(TESTO FORNITO):
No, non si tratta degli Afterhours italiani, ma degli After Hours. Risposto all’implicita domanda che tutti aprendo questa pagina si sono fatti, possiamo partire con le presentazioni: questi After Hours sono canadesi e si compongono di cinque elementi, i quali danno vita ad un piacevole lavoro dalle tinte prettamente AOR.
Come vuole il genere, le chitarre sono distorte fino ad un certo punto e la melodia la fa da padrone, ma è anche vero che per saper scrivere grandi canzoni rock non bisogna essere i primi arrivati. A questo proposito va detto che “Against The Grain” è un lavoro estremamente godibile, dal piglio disimpegnato e che non pretende assolutamente di reinventare i canoni di un genere musicale, ma vi si adegua nel riproporli a dovere. Ed è proprio in questo che aleggia il miglior pregio (o il peggior difetto, a seconda dei gusti) della formazione canadese: dopo qualche ascolto il tutto suona già sentito e si pone in essere quel gesto che un artista non vorrebbe mai fosse attuato nei confronti delle proprie opere: il posizionamento su uno scaffale polveroso. Il rimanere un nome tra tanti è una sorte pessima, ma quando si tenta di attingere da un filone che ha già dato molto alla scena musicale il rischio è enorme.

(ATTIVITÀ):
1. Rispondi a queste domande sulla recensione.
(a) Di quale paese sono gli After Hours e da quanti elementi è composto il gruppo?
(b) Qual è il titolo del lavoro recensito?
(c) Che effetto produce il disco dopo qualche ascolto?
2. Per ciascuna affermazione, indica se concorda con la recensione (sì o no) e cita le parole che lo stabiliscono.
(a) Il gruppo di cui si parla è quello degli Afterhours italiani.
(b) “Against The Grain” punta a reinventare i canoni del genere.
(c) In questo genere la melodia ha un ruolo dominante.
Per svolgere queste attività non occorre consultare l'elenco.

(ESTRATTI DELL'ELENCO):
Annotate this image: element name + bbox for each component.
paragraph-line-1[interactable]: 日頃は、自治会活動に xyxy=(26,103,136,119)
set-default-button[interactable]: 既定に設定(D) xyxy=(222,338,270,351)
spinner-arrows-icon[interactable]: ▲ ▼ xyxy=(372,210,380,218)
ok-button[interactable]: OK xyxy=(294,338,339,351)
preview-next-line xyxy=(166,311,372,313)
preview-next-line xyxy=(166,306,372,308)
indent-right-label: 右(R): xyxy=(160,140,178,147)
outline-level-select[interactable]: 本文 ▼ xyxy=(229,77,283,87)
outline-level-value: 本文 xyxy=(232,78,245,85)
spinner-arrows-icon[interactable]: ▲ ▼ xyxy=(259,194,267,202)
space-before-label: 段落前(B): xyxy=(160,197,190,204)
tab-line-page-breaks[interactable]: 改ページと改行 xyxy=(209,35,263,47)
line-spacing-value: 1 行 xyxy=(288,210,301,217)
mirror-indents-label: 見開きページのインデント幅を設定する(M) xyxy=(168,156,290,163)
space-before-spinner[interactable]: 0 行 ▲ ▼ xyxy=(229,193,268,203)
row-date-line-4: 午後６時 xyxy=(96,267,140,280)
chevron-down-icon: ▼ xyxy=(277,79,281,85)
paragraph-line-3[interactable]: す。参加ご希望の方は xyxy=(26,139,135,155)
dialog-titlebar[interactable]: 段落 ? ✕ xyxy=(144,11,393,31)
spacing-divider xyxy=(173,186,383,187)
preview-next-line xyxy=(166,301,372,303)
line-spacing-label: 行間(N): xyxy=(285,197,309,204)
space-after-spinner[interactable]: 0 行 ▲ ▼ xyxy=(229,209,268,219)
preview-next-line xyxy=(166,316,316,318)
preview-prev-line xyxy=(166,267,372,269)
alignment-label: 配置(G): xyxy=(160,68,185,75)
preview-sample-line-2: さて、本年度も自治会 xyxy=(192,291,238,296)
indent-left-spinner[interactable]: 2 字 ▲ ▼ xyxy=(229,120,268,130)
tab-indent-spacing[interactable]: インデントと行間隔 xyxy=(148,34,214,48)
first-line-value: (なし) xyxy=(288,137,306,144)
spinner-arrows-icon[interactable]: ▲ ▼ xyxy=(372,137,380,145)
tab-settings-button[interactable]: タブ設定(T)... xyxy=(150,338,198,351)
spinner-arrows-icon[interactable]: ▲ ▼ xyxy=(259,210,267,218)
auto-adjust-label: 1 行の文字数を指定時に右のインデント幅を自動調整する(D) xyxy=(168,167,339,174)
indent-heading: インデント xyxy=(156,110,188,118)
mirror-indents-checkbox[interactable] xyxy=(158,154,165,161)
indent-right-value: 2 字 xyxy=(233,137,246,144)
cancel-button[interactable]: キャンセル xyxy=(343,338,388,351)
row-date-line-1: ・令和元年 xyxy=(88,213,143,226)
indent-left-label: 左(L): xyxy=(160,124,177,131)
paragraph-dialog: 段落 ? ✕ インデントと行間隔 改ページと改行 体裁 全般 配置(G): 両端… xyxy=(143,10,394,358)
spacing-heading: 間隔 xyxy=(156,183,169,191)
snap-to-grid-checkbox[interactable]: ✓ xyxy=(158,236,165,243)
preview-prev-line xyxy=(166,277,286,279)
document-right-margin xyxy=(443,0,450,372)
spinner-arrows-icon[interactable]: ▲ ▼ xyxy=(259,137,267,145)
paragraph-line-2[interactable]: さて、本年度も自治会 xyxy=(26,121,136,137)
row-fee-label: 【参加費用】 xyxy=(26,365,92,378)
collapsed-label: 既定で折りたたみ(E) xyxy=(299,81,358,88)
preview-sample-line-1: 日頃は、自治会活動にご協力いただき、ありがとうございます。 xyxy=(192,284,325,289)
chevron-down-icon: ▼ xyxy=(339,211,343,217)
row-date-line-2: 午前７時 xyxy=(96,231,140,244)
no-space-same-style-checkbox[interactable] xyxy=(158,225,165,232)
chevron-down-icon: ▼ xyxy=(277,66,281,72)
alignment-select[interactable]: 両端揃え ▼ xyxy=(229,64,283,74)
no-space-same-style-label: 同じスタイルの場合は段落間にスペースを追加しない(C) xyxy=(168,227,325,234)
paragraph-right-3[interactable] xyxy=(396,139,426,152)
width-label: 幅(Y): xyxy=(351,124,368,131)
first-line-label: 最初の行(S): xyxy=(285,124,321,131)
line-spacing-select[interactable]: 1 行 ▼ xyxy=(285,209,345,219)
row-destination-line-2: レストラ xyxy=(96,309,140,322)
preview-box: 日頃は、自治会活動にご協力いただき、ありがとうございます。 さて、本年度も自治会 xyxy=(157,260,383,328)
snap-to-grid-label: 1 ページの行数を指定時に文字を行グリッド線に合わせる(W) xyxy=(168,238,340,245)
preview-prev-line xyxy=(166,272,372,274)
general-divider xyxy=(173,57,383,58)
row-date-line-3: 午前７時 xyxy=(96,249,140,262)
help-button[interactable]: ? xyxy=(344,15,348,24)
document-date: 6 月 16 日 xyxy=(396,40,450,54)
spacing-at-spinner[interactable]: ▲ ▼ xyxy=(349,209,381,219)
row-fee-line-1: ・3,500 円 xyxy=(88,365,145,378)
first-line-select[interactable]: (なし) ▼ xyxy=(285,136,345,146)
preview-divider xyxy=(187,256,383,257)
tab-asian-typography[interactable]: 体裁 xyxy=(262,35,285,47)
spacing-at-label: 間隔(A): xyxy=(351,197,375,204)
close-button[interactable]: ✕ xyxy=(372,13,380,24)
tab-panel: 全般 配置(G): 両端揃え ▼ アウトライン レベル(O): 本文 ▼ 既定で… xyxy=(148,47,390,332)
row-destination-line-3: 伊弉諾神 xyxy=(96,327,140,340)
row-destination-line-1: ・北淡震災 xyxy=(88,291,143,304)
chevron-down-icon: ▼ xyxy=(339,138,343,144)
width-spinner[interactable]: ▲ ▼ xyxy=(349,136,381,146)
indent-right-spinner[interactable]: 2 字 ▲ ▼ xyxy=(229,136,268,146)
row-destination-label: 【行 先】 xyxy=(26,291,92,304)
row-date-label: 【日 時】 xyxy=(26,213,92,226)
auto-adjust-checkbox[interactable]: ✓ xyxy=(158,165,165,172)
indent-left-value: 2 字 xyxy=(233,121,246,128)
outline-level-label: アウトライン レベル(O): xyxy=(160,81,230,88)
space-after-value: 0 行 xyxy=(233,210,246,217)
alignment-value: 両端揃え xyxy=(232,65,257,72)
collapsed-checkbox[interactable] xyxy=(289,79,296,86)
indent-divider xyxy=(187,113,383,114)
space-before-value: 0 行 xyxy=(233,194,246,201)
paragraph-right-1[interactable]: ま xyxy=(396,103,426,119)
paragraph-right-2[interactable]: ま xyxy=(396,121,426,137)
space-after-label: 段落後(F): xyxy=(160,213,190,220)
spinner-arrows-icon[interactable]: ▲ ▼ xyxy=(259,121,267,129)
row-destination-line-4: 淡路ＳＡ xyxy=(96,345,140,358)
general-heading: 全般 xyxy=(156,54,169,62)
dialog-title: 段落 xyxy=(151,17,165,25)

(RISPOSTE SCRITTE):
1.
(a) Sono canadesi e si compongono di cinque elementi.
(b) Il titolo è “Against The Grain”.
(c) Dopo qualche ascolto il tutto suona già sentito.

2.
(a) No: «No, non si tratta degli Afterhours italiani, ma degli After Hours.»
(b) No: «non pretende assolutamente di reinventare i canoni di un genere musicale»
(c) Sì: «la melodia la fa da padrone»